/---

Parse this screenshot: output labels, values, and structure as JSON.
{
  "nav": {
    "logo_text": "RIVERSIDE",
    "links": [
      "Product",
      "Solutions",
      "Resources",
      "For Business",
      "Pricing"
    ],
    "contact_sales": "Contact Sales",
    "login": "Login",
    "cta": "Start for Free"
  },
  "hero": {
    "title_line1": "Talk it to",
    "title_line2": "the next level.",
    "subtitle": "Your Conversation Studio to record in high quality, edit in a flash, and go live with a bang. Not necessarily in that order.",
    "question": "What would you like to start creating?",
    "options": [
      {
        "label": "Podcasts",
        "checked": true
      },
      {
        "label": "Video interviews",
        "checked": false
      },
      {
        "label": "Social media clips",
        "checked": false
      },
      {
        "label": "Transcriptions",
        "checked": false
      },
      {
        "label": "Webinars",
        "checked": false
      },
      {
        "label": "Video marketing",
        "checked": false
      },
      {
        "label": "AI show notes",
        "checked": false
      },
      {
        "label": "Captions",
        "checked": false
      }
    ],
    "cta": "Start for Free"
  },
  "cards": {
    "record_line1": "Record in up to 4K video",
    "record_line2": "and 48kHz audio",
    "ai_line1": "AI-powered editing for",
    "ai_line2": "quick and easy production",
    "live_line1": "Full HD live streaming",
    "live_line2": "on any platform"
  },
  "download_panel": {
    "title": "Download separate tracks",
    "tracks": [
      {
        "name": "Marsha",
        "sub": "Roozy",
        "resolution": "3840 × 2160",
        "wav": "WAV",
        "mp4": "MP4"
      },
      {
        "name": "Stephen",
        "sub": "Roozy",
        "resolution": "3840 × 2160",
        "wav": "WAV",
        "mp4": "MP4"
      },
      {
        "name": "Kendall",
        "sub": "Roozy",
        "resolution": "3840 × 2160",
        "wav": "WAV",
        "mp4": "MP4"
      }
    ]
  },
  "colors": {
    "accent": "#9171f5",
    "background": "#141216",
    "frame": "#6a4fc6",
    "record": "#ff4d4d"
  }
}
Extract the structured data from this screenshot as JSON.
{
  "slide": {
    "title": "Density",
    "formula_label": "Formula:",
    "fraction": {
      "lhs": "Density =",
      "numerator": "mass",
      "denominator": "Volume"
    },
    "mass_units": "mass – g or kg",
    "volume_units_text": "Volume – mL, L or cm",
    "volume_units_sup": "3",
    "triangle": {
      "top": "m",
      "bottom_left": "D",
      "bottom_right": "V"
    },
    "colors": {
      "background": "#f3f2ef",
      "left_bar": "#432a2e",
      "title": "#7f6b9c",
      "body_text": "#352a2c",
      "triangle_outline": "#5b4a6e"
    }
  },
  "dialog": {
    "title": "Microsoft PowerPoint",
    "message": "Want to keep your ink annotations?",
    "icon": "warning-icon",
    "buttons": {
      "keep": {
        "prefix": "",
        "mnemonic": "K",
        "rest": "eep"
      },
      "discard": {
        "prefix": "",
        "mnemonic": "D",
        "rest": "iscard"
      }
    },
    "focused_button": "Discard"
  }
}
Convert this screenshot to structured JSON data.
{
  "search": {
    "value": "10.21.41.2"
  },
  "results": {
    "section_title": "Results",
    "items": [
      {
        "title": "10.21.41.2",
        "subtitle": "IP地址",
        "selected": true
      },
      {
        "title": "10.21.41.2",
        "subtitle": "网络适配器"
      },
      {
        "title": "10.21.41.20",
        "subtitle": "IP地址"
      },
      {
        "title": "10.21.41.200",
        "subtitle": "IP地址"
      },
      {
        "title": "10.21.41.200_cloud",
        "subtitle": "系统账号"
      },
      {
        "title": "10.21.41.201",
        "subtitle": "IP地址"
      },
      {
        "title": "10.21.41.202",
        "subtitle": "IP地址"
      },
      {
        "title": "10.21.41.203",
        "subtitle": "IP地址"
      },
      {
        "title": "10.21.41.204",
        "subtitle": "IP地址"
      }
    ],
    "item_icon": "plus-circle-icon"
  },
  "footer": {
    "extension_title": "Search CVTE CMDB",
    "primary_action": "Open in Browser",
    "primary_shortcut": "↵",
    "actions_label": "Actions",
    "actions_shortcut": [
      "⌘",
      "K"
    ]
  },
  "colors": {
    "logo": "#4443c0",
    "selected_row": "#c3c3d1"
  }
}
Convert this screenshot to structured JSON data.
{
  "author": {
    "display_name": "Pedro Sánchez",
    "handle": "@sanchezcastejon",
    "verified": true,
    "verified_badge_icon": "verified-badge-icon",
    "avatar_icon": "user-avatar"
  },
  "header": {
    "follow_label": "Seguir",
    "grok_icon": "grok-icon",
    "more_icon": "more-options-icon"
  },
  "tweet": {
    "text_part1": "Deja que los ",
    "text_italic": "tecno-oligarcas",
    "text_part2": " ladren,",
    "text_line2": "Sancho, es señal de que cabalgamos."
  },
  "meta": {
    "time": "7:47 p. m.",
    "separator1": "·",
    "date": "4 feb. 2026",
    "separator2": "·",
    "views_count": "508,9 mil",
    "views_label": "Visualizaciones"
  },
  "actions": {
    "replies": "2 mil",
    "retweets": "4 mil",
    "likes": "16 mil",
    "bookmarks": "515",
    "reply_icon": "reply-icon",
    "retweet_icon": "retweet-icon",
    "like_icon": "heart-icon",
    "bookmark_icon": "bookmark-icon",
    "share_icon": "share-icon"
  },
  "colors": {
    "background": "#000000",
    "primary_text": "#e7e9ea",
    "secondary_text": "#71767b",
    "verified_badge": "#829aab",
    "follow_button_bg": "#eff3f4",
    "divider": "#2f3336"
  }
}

\---

Pull every line containing "mass" out of the data above.

      "numerator": "mass",
    "mass_units": "mass – g or kg",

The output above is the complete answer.